### Task brief:
Can you quote the material verbatim from its first line through the line containing "y-tick-label: 0.2 — [34, 334, 56, 350]", including both of those lines?

### Dataset excerpts:
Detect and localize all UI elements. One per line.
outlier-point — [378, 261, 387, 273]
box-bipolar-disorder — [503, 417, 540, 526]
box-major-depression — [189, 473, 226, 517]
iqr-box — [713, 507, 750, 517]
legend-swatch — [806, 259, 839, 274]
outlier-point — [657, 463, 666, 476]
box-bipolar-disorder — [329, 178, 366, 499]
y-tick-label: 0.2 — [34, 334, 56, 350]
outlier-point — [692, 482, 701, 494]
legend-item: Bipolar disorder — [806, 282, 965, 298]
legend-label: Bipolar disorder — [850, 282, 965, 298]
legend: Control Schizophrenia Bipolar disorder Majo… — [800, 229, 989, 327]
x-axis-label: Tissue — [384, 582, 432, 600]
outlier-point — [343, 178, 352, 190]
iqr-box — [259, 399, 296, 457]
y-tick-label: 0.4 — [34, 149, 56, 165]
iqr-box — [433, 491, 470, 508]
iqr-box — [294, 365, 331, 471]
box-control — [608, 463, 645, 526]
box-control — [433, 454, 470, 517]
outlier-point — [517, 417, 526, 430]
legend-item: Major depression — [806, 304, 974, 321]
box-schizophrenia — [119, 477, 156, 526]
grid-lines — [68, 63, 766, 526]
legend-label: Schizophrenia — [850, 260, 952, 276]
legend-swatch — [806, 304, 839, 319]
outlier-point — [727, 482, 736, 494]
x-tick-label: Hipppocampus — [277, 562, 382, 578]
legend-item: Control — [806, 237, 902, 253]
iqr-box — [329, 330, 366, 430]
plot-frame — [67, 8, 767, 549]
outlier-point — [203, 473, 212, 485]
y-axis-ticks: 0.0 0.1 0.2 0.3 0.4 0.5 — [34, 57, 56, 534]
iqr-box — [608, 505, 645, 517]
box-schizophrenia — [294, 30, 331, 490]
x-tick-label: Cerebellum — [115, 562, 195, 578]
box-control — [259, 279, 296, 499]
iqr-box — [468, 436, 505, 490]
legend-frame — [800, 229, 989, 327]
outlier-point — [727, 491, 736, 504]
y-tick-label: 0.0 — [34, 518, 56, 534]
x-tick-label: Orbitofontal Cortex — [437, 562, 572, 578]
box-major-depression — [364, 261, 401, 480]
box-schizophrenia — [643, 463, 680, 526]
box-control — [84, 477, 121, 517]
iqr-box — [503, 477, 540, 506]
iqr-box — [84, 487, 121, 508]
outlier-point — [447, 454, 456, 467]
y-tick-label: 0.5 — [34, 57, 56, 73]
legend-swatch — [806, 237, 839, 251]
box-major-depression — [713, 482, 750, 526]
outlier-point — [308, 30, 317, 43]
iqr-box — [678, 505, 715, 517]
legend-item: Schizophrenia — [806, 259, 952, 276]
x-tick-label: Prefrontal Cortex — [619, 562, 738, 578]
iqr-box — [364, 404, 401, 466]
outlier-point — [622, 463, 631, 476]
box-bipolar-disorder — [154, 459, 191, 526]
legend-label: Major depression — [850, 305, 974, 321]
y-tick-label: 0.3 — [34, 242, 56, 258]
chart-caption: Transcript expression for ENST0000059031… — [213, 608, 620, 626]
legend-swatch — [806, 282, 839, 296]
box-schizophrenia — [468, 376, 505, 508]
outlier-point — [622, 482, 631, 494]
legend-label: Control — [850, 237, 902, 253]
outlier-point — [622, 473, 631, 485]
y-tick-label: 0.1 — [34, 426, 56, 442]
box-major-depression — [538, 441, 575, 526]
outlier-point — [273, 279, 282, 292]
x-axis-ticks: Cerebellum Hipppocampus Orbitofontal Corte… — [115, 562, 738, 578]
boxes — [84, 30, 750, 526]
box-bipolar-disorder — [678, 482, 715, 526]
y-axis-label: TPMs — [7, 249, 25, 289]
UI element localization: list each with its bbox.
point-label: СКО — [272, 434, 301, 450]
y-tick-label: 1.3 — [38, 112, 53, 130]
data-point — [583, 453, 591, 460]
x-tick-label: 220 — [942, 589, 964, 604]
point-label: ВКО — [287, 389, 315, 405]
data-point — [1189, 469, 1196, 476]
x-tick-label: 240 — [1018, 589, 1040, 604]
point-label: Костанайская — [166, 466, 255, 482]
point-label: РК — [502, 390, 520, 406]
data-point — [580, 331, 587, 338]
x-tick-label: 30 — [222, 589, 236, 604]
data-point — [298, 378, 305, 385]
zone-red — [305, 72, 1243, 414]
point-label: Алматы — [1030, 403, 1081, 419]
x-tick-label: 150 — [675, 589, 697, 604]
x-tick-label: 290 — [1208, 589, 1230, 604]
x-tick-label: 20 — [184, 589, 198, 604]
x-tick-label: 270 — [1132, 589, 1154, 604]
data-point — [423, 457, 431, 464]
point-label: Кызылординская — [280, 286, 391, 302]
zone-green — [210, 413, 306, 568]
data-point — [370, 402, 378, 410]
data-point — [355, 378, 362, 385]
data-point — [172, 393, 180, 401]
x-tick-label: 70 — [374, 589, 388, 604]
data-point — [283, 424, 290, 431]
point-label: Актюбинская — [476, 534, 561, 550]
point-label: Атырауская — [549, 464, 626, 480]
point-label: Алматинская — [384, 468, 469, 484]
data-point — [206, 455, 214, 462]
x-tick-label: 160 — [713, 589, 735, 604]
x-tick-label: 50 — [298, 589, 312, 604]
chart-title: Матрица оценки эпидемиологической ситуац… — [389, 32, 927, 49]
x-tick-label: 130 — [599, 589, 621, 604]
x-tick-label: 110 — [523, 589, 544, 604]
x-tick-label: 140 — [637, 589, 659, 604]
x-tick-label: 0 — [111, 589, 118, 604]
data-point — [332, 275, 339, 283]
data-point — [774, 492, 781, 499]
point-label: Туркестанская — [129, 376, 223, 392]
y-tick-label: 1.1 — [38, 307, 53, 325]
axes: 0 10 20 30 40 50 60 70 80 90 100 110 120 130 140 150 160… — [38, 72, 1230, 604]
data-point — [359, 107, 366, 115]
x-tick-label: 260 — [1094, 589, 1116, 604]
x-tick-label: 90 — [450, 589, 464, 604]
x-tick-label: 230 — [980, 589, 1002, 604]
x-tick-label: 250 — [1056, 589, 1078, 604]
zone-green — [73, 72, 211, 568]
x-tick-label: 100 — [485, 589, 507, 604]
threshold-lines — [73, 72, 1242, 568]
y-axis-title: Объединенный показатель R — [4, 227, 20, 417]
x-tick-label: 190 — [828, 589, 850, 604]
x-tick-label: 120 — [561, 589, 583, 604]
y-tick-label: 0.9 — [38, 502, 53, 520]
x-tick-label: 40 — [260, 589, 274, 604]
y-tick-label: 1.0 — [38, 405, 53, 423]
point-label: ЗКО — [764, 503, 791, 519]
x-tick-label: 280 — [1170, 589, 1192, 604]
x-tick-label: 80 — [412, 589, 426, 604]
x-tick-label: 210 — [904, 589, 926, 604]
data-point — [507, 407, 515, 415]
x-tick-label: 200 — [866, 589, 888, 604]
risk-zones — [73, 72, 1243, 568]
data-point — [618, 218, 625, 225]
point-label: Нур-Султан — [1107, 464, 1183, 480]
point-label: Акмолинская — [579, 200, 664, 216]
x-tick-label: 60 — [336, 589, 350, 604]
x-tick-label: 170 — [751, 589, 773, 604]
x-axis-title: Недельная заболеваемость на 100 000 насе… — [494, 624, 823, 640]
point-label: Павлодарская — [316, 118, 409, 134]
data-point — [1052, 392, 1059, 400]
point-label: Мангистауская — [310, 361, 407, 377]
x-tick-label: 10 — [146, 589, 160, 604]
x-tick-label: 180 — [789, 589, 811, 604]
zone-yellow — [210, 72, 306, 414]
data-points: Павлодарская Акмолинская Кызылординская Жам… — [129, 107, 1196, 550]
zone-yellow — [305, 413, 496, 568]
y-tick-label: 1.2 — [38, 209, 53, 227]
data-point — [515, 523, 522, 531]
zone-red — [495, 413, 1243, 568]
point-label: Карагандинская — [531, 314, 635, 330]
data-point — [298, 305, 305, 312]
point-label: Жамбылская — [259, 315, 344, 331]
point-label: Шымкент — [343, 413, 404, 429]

### Answer for this exercise:
Detect and localize all UI elements. One per line.
outlier-point — [378, 261, 387, 273]
box-bipolar-disorder — [503, 417, 540, 526]
box-major-depression — [189, 473, 226, 517]
iqr-box — [713, 507, 750, 517]
legend-swatch — [806, 259, 839, 274]
outlier-point — [657, 463, 666, 476]
box-bipolar-disorder — [329, 178, 366, 499]
y-tick-label: 0.2 — [34, 334, 56, 350]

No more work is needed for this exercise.